■ What is expected: In the records, from the line with "point-label-tpo: TPo [574, 91, 602, 108]" up to and including the line with "y-tick-label-1: -12 [61, 259, 86, 278]", swap "point-label" for "point-name" and write those lines out again with everything else left as is.

[Item position entries]
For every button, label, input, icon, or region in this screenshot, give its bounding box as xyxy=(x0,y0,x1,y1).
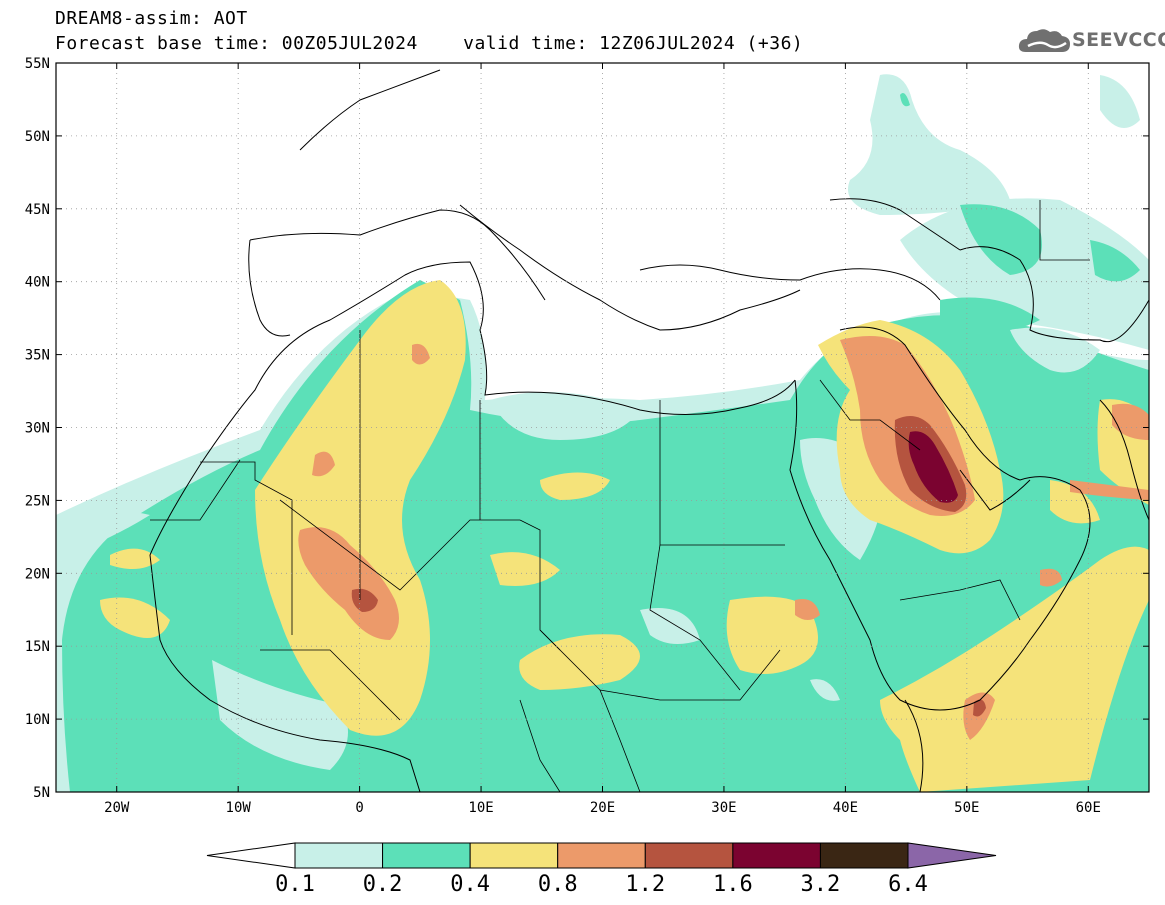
lat-label: 30N xyxy=(25,421,50,437)
lon-label: 40E xyxy=(833,800,858,816)
lon-label: 30E xyxy=(711,800,736,816)
lon-label: 60E xyxy=(1076,800,1101,816)
aot-contours xyxy=(56,63,1149,792)
country-borders xyxy=(150,200,1090,792)
colorbar-max-arrow xyxy=(907,842,997,869)
lon-label: 10E xyxy=(468,800,493,816)
colorbar-label: 0.4 xyxy=(450,872,490,897)
logo-text: SEEVCCC xyxy=(1072,29,1165,51)
colorbar-label: 0.1 xyxy=(275,872,315,897)
lat-label: 40N xyxy=(25,275,50,291)
colorbar-box xyxy=(382,842,471,869)
lat-label: 20N xyxy=(25,566,50,582)
lon-label: 0 xyxy=(355,800,363,816)
aot-level-1.6 xyxy=(908,431,958,503)
lon-label: 20E xyxy=(590,800,615,816)
coastlines xyxy=(149,69,1149,792)
lat-label: 35N xyxy=(25,348,50,364)
lon-label: 20W xyxy=(104,800,130,816)
forecast-time-line: Forecast base time: 00Z05JUL2024 valid t… xyxy=(55,33,804,54)
colorbar-label: 6.4 xyxy=(888,872,928,897)
lon-label: 10W xyxy=(226,800,252,816)
seevccc-logo: SEEVCCC xyxy=(1018,26,1165,58)
lat-label: 25N xyxy=(25,493,50,509)
lat-label: 10N xyxy=(25,712,50,728)
cloud-icon xyxy=(1018,29,1070,52)
colorbar-label: 0.2 xyxy=(363,872,403,897)
colorbar-box xyxy=(644,842,734,869)
colorbar-box xyxy=(732,842,821,869)
lat-label: 15N xyxy=(25,639,50,655)
graticule xyxy=(56,63,1149,792)
colorbar-box xyxy=(469,842,559,869)
colorbar-label: 0.8 xyxy=(538,872,578,897)
colorbar-box xyxy=(294,842,384,869)
lat-label: 55N xyxy=(25,56,50,72)
lon-label: 50E xyxy=(954,800,979,816)
lat-label: 5N xyxy=(33,785,50,801)
colorbar-label: 3.2 xyxy=(801,872,841,897)
colorbar-min-arrow xyxy=(206,842,296,869)
axis-ticks: 55N 50N 45N 40N 35N 30N 25N 20N 15N 10N 5N 20W 10W 0 1… xyxy=(25,56,1149,816)
colorbar-label: 1.6 xyxy=(713,872,753,897)
lat-label: 50N xyxy=(25,129,50,145)
lat-label: 45N xyxy=(25,202,50,218)
colorbar-box xyxy=(557,842,646,869)
map-title: DREAM8-assim: AOT xyxy=(55,8,248,29)
colorbar-box xyxy=(819,842,909,869)
colorbar-label: 1.2 xyxy=(625,872,665,897)
colorbar: 0.1 0.2 0.4 0.8 1.2 1.6 3.2 6.4 xyxy=(206,842,997,897)
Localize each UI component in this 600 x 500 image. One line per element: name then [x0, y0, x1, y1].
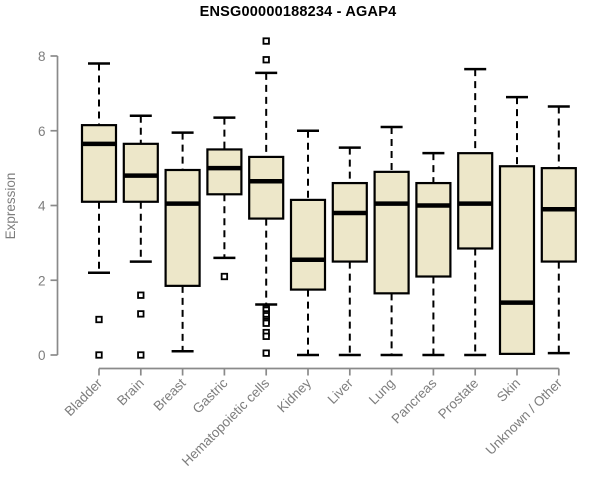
y-tick-label: 6: [38, 124, 46, 139]
outlier-point: [95, 315, 103, 324]
box-lung: [373, 125, 410, 357]
outlier-point: [137, 310, 145, 318]
iqr-box: [122, 142, 159, 203]
iqr-box: [498, 165, 536, 355]
y-tick-label: 2: [38, 273, 46, 288]
y-tick-label: 0: [38, 348, 46, 363]
x-tick-label-prostate: Prostate: [435, 376, 481, 422]
outlier-point: [137, 351, 145, 359]
box-pancreas: [415, 151, 452, 357]
iqr-box: [248, 155, 285, 220]
iqr-box: [415, 181, 452, 278]
outlier-point: [262, 56, 270, 64]
y-axis-title: Expression: [3, 173, 18, 240]
x-tick-label-skin: Skin: [494, 376, 523, 405]
x-tick-label-liver: Liver: [325, 375, 357, 407]
iqr-box: [373, 170, 410, 295]
x-tick-label-lung: Lung: [366, 376, 398, 408]
iqr-box: [457, 152, 494, 250]
x-tick-label-gastric: Gastric: [190, 375, 231, 416]
outlier-point: [262, 332, 270, 340]
y-tick-label: 4: [38, 199, 46, 214]
box-prostate: [457, 67, 494, 357]
y-axis: 0 2 4 6 8 Expression: [3, 49, 59, 363]
x-tick-label-kidney: Kidney: [274, 375, 314, 415]
x-tick-label-brain: Brain: [114, 376, 147, 409]
chart-title: ENSG00000188234 - AGAP4: [199, 4, 397, 20]
x-tick-label-breast: Breast: [151, 375, 189, 413]
box-skin: [498, 95, 536, 355]
iqr-box: [331, 181, 368, 263]
box-bladder: [80, 62, 118, 359]
box-breast: [164, 131, 201, 353]
outlier-point: [262, 349, 270, 357]
iqr-box: [206, 148, 243, 196]
x-tick-label-pancreas: Pancreas: [389, 375, 440, 426]
x-tick-label-bladder: Bladder: [62, 375, 106, 419]
iqr-box: [164, 168, 201, 287]
x-tick-label-unknown-other: Unknown / Other: [483, 375, 566, 458]
box-liver: [331, 146, 368, 357]
box-gastric: [206, 116, 243, 281]
outlier-point: [220, 272, 229, 281]
outlier-point: [137, 291, 145, 299]
outlier-point: [95, 351, 103, 359]
outlier-point: [262, 319, 270, 327]
box-unknown-other: [540, 105, 577, 355]
box-hematopoietic-cells: [248, 37, 285, 357]
box-brain: [122, 114, 159, 359]
iqr-box: [80, 124, 118, 203]
outlier-point: [262, 37, 270, 45]
box-kidney: [289, 129, 327, 357]
iqr-box: [289, 198, 327, 291]
y-tick-label: 8: [38, 49, 46, 64]
iqr-box: [540, 167, 577, 263]
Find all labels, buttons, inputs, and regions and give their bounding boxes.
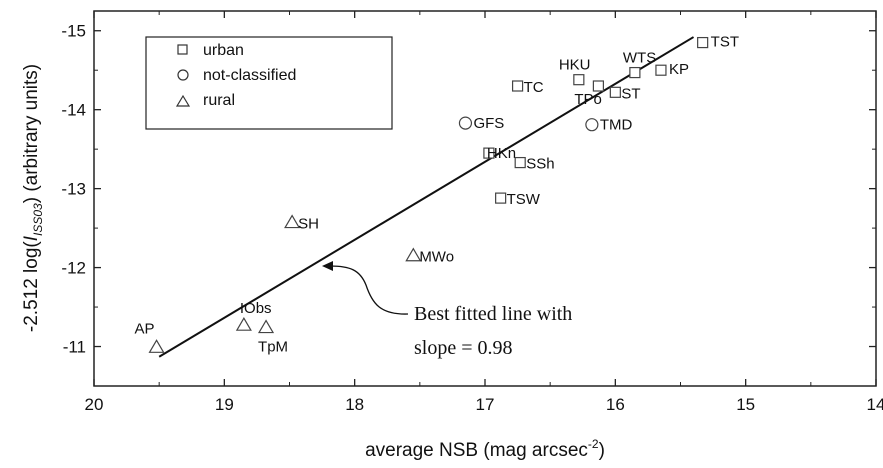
point-label-tpo: TPo [574, 91, 602, 108]
x-tick-label-5: 15 [736, 395, 755, 414]
x-axis-label-sup: -2 [588, 437, 599, 451]
legend-label-not-classified: not-classified [203, 67, 296, 84]
x-tick-label-1: 19 [215, 395, 234, 414]
legend: urban not-classified rural [145, 36, 393, 130]
legend-label-rural: rural [203, 92, 235, 109]
marker-ap [148, 339, 165, 353]
point-label-ssh: SSh [526, 156, 554, 173]
point-label-tsw: TSW [507, 191, 541, 208]
marker-wts [629, 66, 641, 79]
point-label-wts: WTS [623, 50, 656, 67]
annotation-line-1: Best fitted line with [414, 303, 572, 325]
marker-tst [697, 36, 709, 49]
y-tick-label-0: -11 [63, 338, 86, 357]
y-tick-label-4: -15 [61, 22, 86, 41]
point-label-ap: AP [135, 320, 155, 337]
point-label-tc: TC [524, 79, 544, 96]
marker-st [609, 86, 621, 98]
fit-line [158, 36, 695, 358]
y-tick-label-2: -13 [61, 180, 86, 199]
marker-tsw [495, 192, 507, 204]
marker-tc [511, 80, 524, 92]
point-label-tpm: TpM [258, 339, 288, 356]
legend-label-urban: urban [203, 42, 244, 59]
x-tick-label-2: 18 [345, 395, 364, 414]
point-label-mwo: MWo [419, 249, 454, 266]
legend-marker-triangle [175, 94, 191, 107]
y-axis-label: -2.512 log(IISS03) (arbitrary units) [21, 64, 45, 332]
point-label-hkn: HKn [487, 145, 516, 162]
marker-hku [573, 74, 585, 86]
x-axis-label: average NSB (mag arcsec-2) [365, 437, 605, 461]
marker-gfs [458, 116, 473, 130]
point-label-kp: KP [669, 61, 689, 78]
x-tick-label-4: 16 [606, 395, 625, 414]
point-label-st: ST [621, 85, 640, 102]
y-tick-label-1: -12 [61, 259, 86, 278]
point-label-sh: SH [298, 216, 319, 233]
marker-iobs [235, 317, 252, 331]
marker-tmd [585, 118, 599, 132]
marker-ssh [514, 156, 526, 169]
annotation-arrow [329, 265, 409, 315]
marker-tpo [592, 80, 604, 92]
legend-marker-square [177, 44, 188, 55]
marker-kp [655, 64, 667, 76]
point-label-hku: HKU [559, 57, 591, 74]
data-points: TST KP WTS HKU TPo ST TC HKn SSh TSW GFS TMD SH MWo IO… [135, 34, 739, 356]
annotation-arrowhead [322, 261, 333, 271]
point-label-tst: TST [711, 34, 739, 51]
point-label-iobs: IObs [240, 300, 272, 317]
marker-hkn [483, 147, 495, 159]
point-label-gfs: GFS [473, 115, 504, 132]
x-axis-label-text: average NSB (mag arcsec [365, 440, 588, 461]
legend-marker-circle [177, 69, 189, 81]
marker-mwo [405, 247, 422, 262]
y-axis-label-suffix: ) (arbitrary units) [21, 64, 42, 203]
y-tick-label-3: -14 [61, 101, 86, 120]
x-tick-label-0: 20 [85, 395, 104, 414]
marker-sh [284, 214, 301, 229]
y-axis-label-italic: I [21, 235, 42, 241]
x-axis-label-close: ) [599, 440, 605, 461]
x-tick-label-3: 17 [476, 395, 495, 414]
point-label-tmd: TMD [600, 117, 633, 134]
y-axis-label-sub: ISS03 [31, 203, 45, 236]
marker-tpm [257, 319, 275, 334]
annotation-line-2: slope = 0.98 [414, 337, 513, 359]
x-tick-label-6: 14 [867, 395, 883, 414]
y-axis-label-prefix: -2.512 log( [21, 241, 42, 333]
axis-ticks: 20 19 18 17 16 15 14 -11 -12 -13 -14 -15 [61, 11, 883, 414]
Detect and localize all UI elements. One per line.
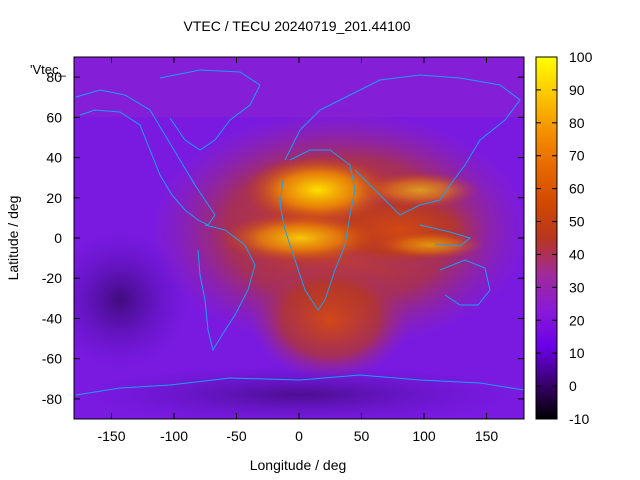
colorbar-tick-label: 40 — [569, 246, 585, 262]
x-tick-label: -100 — [160, 428, 188, 444]
y-tick-label: 40 — [46, 150, 62, 166]
colorbar-tick-label: 90 — [569, 82, 585, 98]
chart-title: VTEC / TECU 20240719_201.44100 — [183, 18, 410, 34]
colorbar-tick-label: 10 — [569, 345, 585, 361]
x-tick-label: 0 — [295, 428, 303, 444]
y-tick-label: -60 — [42, 351, 62, 367]
x-tick-label: 150 — [475, 428, 499, 444]
y-axis-label: Latitude / deg — [5, 196, 21, 281]
colorbar-tick-label: 0 — [569, 378, 577, 394]
colorbar-tick-label: 20 — [569, 312, 585, 328]
colorbar — [535, 56, 558, 420]
colorbar-tick-label: 80 — [569, 115, 585, 131]
colorbar-tick-label: 30 — [569, 279, 585, 295]
y-axis-ticks: -80 -60 -40 -20 0 20 40 60 80 — [42, 69, 524, 407]
x-tick-label: -50 — [226, 428, 246, 444]
colorbar-tick-label: 60 — [569, 181, 585, 197]
y-tick-label: 80 — [46, 69, 62, 85]
legend-label: 'Vtec_ — [30, 62, 66, 77]
y-tick-label: 20 — [46, 190, 62, 206]
colorbar-tick-label: 70 — [569, 148, 585, 164]
x-axis-ticks: -150 -100 -50 0 50 100 150 — [97, 57, 498, 444]
y-tick-label: -80 — [42, 391, 62, 407]
colorbar-ticks: -10 0 10 20 30 40 50 60 70 80 90 100 — [536, 49, 593, 427]
colorbar-tick-label: 50 — [569, 214, 585, 230]
x-tick-label: -150 — [97, 428, 125, 444]
x-axis-label: Longitude / deg — [250, 457, 347, 473]
colorbar-tick-label: -10 — [569, 411, 589, 427]
x-tick-label: 50 — [354, 428, 370, 444]
y-tick-label: 60 — [46, 109, 62, 125]
heatmap-field — [74, 57, 524, 419]
x-tick-label: 100 — [412, 428, 436, 444]
coastlines — [75, 69, 524, 396]
colorbar-tick-label: 100 — [569, 49, 593, 65]
y-tick-label: 0 — [54, 230, 62, 246]
y-tick-label: -20 — [42, 270, 62, 286]
y-tick-label: -40 — [42, 310, 62, 326]
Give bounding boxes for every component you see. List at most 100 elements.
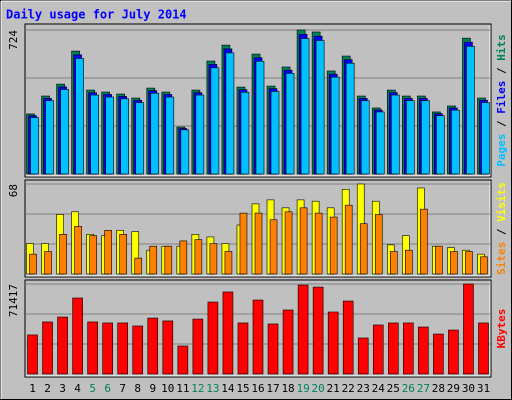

■ Solution to the problem:
point-name-tpo: TPo [574, 91, 602, 108]
x-tick-label-5: 15 [736, 395, 755, 414]
x-axis-label-sup: -2 [588, 437, 599, 451]
legend-label-not-classified: not-classified [203, 67, 296, 84]
x-tick-label-1: 19 [215, 395, 234, 414]
legend: urban not-classified rural [145, 36, 393, 130]
legend-label-rural: rural [203, 92, 235, 109]
marker-ap [148, 339, 165, 353]
point-name-ssh: SSh [526, 156, 554, 173]
point-name-tsw: TSW [507, 191, 541, 208]
marker-wts [629, 66, 641, 79]
point-name-wts: WTS [623, 50, 656, 67]
annotation-line-1: Best fitted line with [414, 303, 572, 325]
marker-tst [697, 36, 709, 49]
y-tick-label-0: -11 [63, 338, 86, 357]
y-tick-label-4: -15 [61, 22, 86, 41]
point-name-ap: AP [135, 320, 155, 337]
point-name-tc: TC [524, 79, 544, 96]
marker-st [609, 86, 621, 98]
fit-line [158, 36, 695, 358]
y-tick-label-2: -13 [61, 180, 86, 199]
marker-tsw [495, 192, 507, 204]
marker-tc [511, 80, 524, 92]
point-name-tpm: TpM [258, 339, 288, 356]
legend-label-urban: urban [203, 42, 244, 59]
x-tick-label-2: 18 [345, 395, 364, 414]
point-name-mwo: MWo [419, 249, 454, 266]
legend-marker-triangle [175, 94, 191, 107]
y-axis-label: -2.512 log(IISS03) (arbitrary units) [21, 64, 45, 332]
point-name-hkn: HKn [487, 145, 516, 162]
marker-hku [573, 74, 585, 86]
x-axis-label: average NSB (mag arcsec-2) [365, 437, 605, 461]
marker-gfs [458, 116, 473, 130]
point-name-kp: KP [669, 61, 689, 78]
x-tick-label-4: 16 [606, 395, 625, 414]
point-name-st: ST [621, 85, 640, 102]
y-tick-label-1: -12 [61, 259, 86, 278]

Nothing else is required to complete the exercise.